◆ **Goal of the exercise**: Each line that holds the word "page" counts once; give the total number of such lines and nothing else.

◆ **Items**:
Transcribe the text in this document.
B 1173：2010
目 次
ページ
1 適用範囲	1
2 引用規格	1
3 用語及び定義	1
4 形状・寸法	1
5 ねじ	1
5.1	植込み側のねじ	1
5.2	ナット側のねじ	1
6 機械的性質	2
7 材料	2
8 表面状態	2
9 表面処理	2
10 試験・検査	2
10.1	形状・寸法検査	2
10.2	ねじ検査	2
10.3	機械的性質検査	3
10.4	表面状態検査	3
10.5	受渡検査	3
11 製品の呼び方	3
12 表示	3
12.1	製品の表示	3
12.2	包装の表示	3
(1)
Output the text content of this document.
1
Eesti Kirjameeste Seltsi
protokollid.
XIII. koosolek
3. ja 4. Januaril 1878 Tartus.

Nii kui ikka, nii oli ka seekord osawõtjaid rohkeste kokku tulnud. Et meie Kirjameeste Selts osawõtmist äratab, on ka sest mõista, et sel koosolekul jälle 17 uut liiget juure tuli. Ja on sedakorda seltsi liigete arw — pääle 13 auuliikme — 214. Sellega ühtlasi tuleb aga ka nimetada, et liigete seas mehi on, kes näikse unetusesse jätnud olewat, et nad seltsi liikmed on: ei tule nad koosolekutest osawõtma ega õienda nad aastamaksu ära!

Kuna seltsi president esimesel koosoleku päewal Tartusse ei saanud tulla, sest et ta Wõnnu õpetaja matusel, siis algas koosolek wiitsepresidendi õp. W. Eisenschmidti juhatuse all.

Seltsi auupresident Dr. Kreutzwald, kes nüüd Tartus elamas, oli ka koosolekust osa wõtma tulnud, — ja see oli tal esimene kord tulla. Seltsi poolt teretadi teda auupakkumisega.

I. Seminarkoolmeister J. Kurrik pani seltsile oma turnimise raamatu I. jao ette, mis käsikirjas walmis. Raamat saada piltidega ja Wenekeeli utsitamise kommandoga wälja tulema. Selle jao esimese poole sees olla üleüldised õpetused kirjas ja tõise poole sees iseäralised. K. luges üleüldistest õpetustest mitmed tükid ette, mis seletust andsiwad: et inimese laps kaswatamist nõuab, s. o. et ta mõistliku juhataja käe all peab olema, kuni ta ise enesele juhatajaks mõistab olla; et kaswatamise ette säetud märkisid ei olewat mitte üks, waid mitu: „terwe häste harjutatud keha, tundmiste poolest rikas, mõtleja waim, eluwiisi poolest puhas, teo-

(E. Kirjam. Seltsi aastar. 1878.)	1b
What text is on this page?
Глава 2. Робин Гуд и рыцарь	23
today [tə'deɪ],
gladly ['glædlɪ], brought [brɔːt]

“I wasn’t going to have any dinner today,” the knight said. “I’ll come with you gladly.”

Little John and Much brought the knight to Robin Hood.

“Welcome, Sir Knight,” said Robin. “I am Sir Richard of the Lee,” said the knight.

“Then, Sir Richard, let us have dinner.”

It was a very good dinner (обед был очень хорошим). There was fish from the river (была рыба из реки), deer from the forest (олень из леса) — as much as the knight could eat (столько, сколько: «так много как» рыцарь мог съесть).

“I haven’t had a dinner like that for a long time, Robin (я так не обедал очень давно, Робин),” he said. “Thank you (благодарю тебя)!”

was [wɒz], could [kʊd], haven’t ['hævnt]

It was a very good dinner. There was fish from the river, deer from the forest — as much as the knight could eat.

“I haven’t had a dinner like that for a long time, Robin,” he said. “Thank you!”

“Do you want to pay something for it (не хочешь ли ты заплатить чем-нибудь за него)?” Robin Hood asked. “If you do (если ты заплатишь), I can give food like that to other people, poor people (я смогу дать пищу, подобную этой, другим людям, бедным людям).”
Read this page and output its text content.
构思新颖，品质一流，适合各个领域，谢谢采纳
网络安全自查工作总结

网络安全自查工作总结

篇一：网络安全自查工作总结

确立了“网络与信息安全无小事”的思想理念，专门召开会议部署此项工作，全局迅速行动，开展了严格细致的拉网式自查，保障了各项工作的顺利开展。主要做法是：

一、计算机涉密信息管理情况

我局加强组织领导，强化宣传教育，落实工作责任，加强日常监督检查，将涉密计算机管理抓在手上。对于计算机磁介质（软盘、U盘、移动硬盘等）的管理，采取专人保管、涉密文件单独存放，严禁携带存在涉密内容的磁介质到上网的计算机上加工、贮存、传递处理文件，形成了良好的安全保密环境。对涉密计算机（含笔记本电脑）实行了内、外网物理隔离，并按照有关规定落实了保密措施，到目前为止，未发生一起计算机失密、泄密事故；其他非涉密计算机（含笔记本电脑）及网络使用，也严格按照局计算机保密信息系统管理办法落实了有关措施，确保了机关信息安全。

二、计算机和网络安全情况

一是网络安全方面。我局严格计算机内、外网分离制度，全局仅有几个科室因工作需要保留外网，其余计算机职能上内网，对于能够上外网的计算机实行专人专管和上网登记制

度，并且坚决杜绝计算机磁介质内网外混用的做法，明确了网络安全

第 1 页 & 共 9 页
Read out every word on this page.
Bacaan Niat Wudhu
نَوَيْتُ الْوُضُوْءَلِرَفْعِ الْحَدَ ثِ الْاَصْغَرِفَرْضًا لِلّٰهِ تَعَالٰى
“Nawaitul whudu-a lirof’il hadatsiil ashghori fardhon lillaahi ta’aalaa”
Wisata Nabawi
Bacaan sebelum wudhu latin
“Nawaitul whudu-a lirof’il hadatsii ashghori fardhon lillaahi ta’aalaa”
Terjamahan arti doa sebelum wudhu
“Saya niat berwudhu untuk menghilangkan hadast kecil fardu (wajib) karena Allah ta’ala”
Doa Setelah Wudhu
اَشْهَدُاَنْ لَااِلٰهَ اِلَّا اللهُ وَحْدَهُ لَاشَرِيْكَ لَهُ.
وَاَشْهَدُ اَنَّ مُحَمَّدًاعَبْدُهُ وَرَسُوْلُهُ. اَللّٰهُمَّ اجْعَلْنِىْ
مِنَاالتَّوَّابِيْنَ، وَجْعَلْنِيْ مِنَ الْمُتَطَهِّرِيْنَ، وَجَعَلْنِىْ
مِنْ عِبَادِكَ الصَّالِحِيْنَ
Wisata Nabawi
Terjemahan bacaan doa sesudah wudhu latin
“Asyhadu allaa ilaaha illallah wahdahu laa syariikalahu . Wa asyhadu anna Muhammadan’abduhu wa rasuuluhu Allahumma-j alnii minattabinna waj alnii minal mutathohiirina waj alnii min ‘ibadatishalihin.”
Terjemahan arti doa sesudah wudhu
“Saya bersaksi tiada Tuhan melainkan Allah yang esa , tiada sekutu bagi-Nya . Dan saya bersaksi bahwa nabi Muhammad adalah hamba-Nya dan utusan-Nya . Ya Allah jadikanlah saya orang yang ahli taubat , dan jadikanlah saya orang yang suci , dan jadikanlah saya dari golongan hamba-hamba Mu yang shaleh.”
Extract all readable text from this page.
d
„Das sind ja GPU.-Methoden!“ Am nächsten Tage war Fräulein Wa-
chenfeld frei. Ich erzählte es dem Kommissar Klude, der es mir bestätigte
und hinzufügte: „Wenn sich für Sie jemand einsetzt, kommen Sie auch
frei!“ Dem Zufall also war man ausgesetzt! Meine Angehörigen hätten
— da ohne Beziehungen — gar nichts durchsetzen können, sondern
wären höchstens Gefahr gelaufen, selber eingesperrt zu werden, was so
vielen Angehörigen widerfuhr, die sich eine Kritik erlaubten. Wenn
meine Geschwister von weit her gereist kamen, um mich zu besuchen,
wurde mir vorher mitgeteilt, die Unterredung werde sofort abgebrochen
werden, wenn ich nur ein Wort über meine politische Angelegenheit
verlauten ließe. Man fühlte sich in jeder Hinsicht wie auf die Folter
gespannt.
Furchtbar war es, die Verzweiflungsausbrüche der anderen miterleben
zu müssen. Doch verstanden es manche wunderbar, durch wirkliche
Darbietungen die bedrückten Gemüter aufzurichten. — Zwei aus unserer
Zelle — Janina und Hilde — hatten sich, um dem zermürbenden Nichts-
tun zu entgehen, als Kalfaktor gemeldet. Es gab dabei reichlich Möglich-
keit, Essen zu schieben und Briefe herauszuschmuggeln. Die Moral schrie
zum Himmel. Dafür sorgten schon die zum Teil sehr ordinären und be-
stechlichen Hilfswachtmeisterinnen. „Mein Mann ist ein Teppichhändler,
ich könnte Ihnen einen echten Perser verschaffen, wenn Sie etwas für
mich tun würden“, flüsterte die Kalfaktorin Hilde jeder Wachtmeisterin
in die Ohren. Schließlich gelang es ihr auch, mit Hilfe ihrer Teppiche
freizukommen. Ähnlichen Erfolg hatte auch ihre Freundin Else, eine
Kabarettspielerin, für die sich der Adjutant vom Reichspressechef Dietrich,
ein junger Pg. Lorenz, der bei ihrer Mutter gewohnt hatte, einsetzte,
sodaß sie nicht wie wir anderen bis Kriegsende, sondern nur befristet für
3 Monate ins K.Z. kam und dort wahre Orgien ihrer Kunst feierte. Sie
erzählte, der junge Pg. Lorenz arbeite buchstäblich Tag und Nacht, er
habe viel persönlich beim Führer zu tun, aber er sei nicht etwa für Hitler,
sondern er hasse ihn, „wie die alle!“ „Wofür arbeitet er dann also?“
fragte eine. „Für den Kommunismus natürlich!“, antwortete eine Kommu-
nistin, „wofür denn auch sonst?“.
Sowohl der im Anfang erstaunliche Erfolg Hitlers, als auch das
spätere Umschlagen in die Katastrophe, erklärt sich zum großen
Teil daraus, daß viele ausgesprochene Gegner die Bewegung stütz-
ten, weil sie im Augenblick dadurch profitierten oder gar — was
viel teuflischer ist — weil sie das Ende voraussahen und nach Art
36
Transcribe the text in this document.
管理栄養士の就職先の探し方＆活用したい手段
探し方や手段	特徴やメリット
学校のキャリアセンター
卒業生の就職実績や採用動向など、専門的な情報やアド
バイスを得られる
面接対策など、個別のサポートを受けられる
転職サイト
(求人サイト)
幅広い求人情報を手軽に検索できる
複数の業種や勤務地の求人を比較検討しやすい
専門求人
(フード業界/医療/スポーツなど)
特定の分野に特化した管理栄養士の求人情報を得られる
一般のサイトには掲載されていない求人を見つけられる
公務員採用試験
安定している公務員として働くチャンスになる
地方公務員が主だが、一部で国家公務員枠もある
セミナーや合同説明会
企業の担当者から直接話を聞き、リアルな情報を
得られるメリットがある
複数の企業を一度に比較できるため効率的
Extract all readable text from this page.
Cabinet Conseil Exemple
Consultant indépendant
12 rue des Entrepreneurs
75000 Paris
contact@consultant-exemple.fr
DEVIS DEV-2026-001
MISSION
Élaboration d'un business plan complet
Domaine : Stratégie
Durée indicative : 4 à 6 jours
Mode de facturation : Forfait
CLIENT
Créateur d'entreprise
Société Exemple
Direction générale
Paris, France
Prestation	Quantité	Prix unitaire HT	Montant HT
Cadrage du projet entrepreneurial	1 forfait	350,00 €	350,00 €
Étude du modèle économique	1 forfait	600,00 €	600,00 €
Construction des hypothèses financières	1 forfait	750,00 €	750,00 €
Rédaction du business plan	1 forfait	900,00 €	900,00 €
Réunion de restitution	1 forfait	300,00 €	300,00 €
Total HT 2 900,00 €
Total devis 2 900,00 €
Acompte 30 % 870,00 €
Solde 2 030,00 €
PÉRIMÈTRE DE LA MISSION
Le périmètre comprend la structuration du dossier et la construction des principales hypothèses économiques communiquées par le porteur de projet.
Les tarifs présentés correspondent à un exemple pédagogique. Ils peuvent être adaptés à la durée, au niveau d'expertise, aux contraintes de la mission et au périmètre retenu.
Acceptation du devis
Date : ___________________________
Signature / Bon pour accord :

◆ **Response below**: 5